EXTRACTED INFORMATION -
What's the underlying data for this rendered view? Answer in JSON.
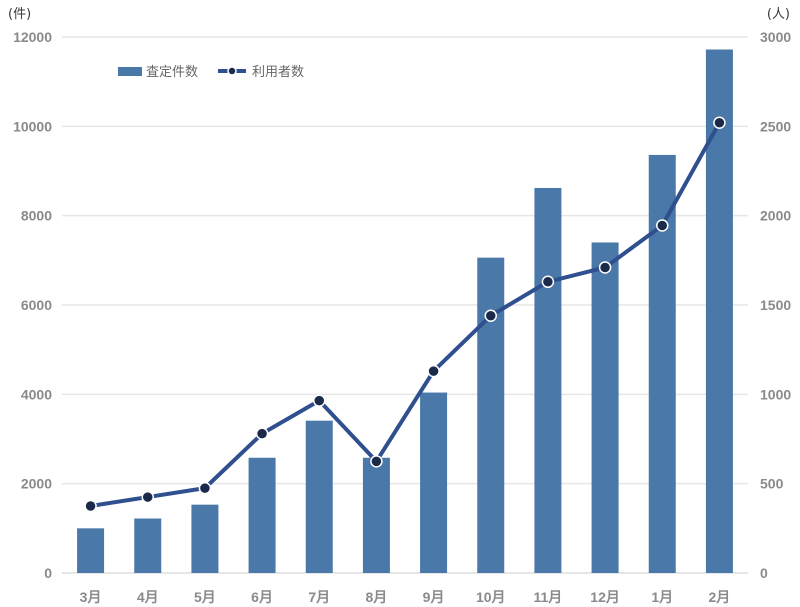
{
  "chart_data": {
    "type": "bar+line",
    "categories": [
      "3月",
      "4月",
      "5月",
      "6月",
      "7月",
      "8月",
      "9月",
      "10月",
      "11月",
      "12月",
      "1月",
      "2月"
    ],
    "series": [
      {
        "name": "査定件数",
        "type": "bar",
        "axis": "left",
        "color": "#4a78a8",
        "values": [
          1000,
          1220,
          1530,
          2580,
          3410,
          2580,
          4040,
          7060,
          8620,
          7400,
          9360,
          11720
        ]
      },
      {
        "name": "利用者数",
        "type": "line",
        "axis": "right",
        "color": "#2f4f8f",
        "marker_color": "#1b2a4a",
        "values": [
          375,
          425,
          475,
          780,
          965,
          625,
          1130,
          1440,
          1630,
          1710,
          1945,
          2520
        ]
      }
    ],
    "y_left": {
      "unit": "(件)",
      "ticks": [
        "0",
        "2000",
        "4000",
        "6000",
        "8000",
        "10000",
        "12000"
      ],
      "ylim": [
        0,
        12000
      ]
    },
    "y_right": {
      "unit": "(人)",
      "ticks": [
        "0",
        "500",
        "1000",
        "1500",
        "2000",
        "2500",
        "3000"
      ],
      "ylim": [
        0,
        3000
      ]
    },
    "grid": true,
    "legend_position": "top-left"
  }
}
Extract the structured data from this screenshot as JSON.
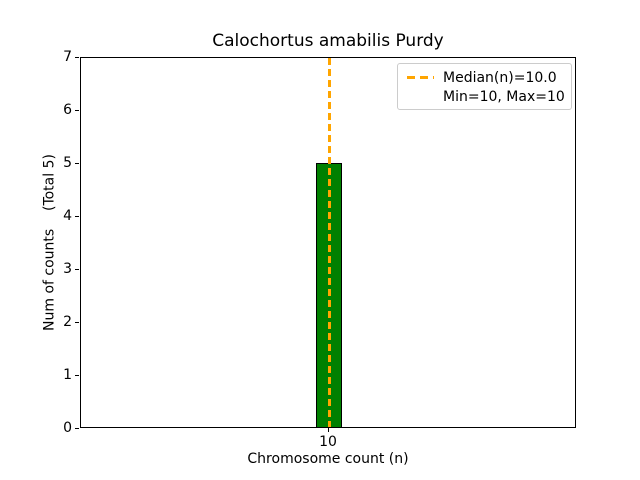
{
  "chart_data": {
    "type": "bar",
    "title": "Calochortus amabilis Purdy",
    "xlabel": "Chromosome count (n)",
    "ylabel": "Num of counts    (Total 5)",
    "categories": [
      "10"
    ],
    "values": [
      5
    ],
    "total_counts": 5,
    "ylim": [
      0,
      7
    ],
    "yticks": [
      0,
      1,
      2,
      3,
      4,
      5,
      6,
      7
    ],
    "xticks": [
      "10"
    ],
    "grid": false,
    "bar_color": "#008000",
    "bar_edge_color": "#000000",
    "median_line": {
      "x": 10,
      "value_label": "Median(n)=10.0",
      "color": "#FFA500",
      "style": "dashed"
    },
    "legend": {
      "position": "upper right",
      "entries": [
        "Median(n)=10.0",
        "Min=10, Max=10"
      ]
    }
  }
}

AIM OF THE EXERCISE - Return each line exactly as written. Any picture gets left out.

ANSWER FOR THE TASK -
What's the underlying data for this rendered view? Answer in JSON.
{
  "chart_data": {
    "type": "bar+line",
    "categories": [
      "3月",
      "4月",
      "5月",
      "6月",
      "7月",
      "8月",
      "9月",
      "10月",
      "11月",
      "12月",
      "1月",
      "2月"
    ],
    "series": [
      {
        "name": "査定件数",
        "type": "bar",
        "axis": "left",
        "color": "#4a78a8",
        "values": [
          1000,
          1220,
          1530,
          2580,
          3410,
          2580,
          4040,
          7060,
          8620,
          7400,
          9360,
          11720
        ]
      },
      {
        "name": "利用者数",
        "type": "line",
        "axis": "right",
        "color": "#2f4f8f",
        "marker_color": "#1b2a4a",
        "values": [
          375,
          425,
          475,
          780,
          965,
          625,
          1130,
          1440,
          1630,
          1710,
          1945,
          2520
        ]
      }
    ],
    "y_left": {
      "unit": "(件)",
      "ticks": [
        "0",
        "2000",
        "4000",
        "6000",
        "8000",
        "10000",
        "12000"
      ],
      "ylim": [
        0,
        12000
      ]
    },
    "y_right": {
      "unit": "(人)",
      "ticks": [
        "0",
        "500",
        "1000",
        "1500",
        "2000",
        "2500",
        "3000"
      ],
      "ylim": [
        0,
        3000
      ]
    },
    "grid": true,
    "legend_position": "top-left"
  }
}
Extract the structured data from this screenshot as JSON.
{
  "chart_data": {
    "type": "bar",
    "title": "Calochortus amabilis Purdy",
    "xlabel": "Chromosome count (n)",
    "ylabel": "Num of counts    (Total 5)",
    "categories": [
      "10"
    ],
    "values": [
      5
    ],
    "total_counts": 5,
    "ylim": [
      0,
      7
    ],
    "yticks": [
      0,
      1,
      2,
      3,
      4,
      5,
      6,
      7
    ],
    "xticks": [
      "10"
    ],
    "grid": false,
    "bar_color": "#008000",
    "bar_edge_color": "#000000",
    "median_line": {
      "x": 10,
      "value_label": "Median(n)=10.0",
      "color": "#FFA500",
      "style": "dashed"
    },
    "legend": {
      "position": "upper right",
      "entries": [
        "Median(n)=10.0",
        "Min=10, Max=10"
      ]
    }
  }
}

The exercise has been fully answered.